# Tarea a resolver:
Por favor, prolonga la nota sobre los apoyos agrícolas en Querétaro a partir de su última oración.

• En Querétaro, más de 550 productores recibieron apoyos agrícolas en un intento por sostener la vida rural y su relación con el territorio.
El campo rara vez aparece en titulares de ciudad. Pero ahí, donde el tiempo se mide en ciclos de lluvia y cosecha, también se decide una parte del futuro.
El presidente municipal de Querétaro, Felifer Macías, encabezó la entrega de apoyos agrícolas por más de 1.1 millones de pesos destinados a más de 550 productores del municipio.
En su mensaje, habló de una idea recurrente en la política pública: la de “empatar la cancha”. Una forma de nombrar la desigualdad entre territorios que comparten municipio, pero no siempre las mismas condiciones.
Desde Santa Rosa Jáuregui hasta el centro urbano, la distancia no solo es geográfica. También es económica, social y, en muchos casos, productiva.

Datos de comprensión de documentos:
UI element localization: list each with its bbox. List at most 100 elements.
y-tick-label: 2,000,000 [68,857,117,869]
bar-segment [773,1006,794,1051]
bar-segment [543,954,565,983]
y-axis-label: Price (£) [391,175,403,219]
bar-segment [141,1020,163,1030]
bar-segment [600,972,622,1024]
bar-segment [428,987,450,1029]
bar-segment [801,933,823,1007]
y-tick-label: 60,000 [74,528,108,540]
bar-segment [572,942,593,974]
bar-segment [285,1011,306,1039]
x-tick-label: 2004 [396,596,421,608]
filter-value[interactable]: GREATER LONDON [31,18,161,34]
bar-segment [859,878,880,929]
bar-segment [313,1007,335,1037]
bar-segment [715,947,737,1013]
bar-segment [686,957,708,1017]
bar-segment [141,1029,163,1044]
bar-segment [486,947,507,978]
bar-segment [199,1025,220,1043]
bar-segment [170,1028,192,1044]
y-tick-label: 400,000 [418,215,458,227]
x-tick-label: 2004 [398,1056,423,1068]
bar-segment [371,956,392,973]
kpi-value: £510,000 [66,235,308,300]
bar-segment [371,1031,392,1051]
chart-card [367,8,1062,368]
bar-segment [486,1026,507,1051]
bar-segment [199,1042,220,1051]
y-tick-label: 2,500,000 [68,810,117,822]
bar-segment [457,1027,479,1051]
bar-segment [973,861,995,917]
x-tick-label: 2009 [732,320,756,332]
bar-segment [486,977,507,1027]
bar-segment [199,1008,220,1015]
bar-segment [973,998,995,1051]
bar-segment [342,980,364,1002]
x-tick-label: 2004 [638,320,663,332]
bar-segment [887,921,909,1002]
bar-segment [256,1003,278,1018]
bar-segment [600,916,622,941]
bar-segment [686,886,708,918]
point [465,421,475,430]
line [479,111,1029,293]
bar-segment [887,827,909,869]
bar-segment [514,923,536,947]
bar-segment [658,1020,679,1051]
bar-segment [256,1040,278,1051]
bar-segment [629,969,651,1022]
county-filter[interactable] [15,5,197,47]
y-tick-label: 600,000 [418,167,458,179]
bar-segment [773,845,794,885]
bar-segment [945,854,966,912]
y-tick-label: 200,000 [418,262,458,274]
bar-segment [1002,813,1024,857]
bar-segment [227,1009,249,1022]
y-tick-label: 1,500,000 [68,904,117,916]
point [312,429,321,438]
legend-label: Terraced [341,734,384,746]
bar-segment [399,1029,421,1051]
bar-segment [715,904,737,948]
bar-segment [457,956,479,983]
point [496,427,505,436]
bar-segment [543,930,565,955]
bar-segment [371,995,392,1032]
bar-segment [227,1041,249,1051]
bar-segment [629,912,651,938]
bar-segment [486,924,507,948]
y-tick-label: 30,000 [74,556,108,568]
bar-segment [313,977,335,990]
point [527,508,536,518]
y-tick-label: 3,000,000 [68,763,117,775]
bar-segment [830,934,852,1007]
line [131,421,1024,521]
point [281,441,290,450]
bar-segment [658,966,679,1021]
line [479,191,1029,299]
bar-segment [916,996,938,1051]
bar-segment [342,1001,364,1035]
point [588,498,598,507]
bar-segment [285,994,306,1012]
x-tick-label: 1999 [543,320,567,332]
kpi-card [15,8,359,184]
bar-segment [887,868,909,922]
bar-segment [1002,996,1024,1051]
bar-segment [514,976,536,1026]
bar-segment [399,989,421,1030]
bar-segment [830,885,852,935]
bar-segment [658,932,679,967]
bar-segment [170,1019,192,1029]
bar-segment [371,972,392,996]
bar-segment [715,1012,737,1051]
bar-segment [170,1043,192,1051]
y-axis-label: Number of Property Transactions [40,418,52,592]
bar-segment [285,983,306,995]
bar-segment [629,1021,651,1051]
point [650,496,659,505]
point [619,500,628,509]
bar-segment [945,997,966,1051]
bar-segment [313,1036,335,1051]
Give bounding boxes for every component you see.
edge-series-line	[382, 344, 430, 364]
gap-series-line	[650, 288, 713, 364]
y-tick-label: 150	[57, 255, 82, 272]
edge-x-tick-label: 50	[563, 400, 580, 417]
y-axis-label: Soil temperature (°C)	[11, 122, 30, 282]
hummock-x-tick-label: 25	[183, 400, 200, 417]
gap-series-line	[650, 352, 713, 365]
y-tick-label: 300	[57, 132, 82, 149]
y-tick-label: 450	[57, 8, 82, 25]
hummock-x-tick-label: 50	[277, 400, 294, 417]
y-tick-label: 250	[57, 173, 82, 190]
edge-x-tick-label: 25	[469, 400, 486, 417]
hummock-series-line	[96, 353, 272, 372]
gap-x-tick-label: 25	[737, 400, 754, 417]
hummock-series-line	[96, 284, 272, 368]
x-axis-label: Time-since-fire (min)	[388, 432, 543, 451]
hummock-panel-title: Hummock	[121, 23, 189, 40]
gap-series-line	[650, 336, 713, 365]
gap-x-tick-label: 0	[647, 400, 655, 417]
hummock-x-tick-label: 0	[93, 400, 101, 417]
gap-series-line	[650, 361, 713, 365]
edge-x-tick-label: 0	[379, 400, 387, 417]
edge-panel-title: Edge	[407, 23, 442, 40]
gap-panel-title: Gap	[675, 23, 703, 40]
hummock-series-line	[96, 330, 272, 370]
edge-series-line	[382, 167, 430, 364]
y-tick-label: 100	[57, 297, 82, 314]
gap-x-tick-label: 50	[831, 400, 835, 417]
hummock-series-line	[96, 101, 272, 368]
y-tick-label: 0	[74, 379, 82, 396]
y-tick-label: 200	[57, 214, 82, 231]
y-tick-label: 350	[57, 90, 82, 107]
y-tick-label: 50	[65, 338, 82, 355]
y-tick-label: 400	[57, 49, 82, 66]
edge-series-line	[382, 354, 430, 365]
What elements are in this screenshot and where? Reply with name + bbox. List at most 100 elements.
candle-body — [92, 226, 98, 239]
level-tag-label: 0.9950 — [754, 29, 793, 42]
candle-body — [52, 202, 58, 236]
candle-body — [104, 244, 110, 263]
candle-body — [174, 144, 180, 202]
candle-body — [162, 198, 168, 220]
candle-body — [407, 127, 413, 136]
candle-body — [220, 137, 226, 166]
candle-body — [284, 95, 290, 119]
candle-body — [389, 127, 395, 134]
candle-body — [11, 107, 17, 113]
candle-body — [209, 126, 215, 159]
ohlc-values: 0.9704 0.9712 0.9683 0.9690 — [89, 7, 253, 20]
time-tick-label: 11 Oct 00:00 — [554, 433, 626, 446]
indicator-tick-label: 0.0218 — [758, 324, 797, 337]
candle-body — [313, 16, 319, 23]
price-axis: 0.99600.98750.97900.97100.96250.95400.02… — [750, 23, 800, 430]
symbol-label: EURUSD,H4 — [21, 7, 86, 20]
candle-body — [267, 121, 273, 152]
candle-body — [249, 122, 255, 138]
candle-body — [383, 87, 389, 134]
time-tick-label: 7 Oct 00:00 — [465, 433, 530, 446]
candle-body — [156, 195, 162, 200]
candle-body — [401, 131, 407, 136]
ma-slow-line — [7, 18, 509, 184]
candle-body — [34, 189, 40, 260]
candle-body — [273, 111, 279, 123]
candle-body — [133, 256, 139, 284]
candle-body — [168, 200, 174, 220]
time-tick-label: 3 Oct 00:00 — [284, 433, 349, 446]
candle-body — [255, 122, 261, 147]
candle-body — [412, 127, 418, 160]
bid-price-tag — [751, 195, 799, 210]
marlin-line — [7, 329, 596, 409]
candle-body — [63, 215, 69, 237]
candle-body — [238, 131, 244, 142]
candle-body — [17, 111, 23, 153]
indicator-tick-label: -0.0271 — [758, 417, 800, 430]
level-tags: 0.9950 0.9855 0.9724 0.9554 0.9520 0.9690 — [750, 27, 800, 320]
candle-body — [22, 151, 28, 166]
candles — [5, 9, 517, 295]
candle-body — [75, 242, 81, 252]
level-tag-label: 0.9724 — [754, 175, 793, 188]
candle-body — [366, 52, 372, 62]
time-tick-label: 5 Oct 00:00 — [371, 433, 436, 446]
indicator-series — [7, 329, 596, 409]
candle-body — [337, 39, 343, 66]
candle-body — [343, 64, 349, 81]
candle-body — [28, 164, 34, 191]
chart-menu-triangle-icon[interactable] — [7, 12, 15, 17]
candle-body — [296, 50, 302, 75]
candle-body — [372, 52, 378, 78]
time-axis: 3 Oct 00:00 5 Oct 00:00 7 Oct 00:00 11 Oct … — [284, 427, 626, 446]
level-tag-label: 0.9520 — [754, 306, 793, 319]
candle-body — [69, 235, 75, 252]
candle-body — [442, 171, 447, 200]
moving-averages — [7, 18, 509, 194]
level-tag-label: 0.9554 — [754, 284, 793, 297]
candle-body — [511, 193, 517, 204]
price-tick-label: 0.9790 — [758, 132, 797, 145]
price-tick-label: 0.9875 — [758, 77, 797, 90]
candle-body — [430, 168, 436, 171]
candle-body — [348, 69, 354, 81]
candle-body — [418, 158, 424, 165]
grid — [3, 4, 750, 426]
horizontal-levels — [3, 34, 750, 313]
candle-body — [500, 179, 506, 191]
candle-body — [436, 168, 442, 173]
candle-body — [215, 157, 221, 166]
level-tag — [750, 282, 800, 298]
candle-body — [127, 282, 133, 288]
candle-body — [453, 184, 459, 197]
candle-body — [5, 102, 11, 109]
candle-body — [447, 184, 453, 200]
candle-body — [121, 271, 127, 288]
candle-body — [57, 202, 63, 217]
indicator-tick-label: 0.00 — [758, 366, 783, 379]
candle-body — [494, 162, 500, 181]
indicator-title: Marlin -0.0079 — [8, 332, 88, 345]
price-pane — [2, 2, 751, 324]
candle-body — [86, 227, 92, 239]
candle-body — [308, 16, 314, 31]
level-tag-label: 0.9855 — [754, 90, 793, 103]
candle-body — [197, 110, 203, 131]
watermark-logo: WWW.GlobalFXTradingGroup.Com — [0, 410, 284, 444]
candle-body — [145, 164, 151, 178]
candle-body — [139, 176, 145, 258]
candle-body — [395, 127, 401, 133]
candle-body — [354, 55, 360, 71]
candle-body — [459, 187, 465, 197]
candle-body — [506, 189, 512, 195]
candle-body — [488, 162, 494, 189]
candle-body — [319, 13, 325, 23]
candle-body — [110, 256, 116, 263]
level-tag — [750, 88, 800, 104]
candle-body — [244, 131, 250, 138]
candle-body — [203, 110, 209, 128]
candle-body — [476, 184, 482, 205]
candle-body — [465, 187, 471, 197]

# Espacio de respuesta:
El alcalde también aludió a un contexto de restricciones presupuestales derivadas de recortes federales, que han obligado —según expuso— a ajustar prioridades en infraestructura y servicios.
En ese mismo marco, anunció la ampliación del programa de Transporte Escolar Gratuito en comunidades rurales a partir de agosto, una medida orientada a facilitar la movilidad de estudiantes de educación básica.
Los apoyos entregados al campo incluyen semillas de maíz criollo, hijuelos de maguey pulquero y pencas de nopal, destinados a una superficie de más de dos mil 752 hectáreas de temporal.
Son insumos que no garantizan la cosecha, pero sí sostienen la posibilidad de intentarlo. Y en el campo, esa posibilidad suele ser lo más cercano a la certeza.
Entre clima, tierra y presupuesto, el mensaje que queda es el mismo: sembrar sigue siendo una forma de apostar por el futuro.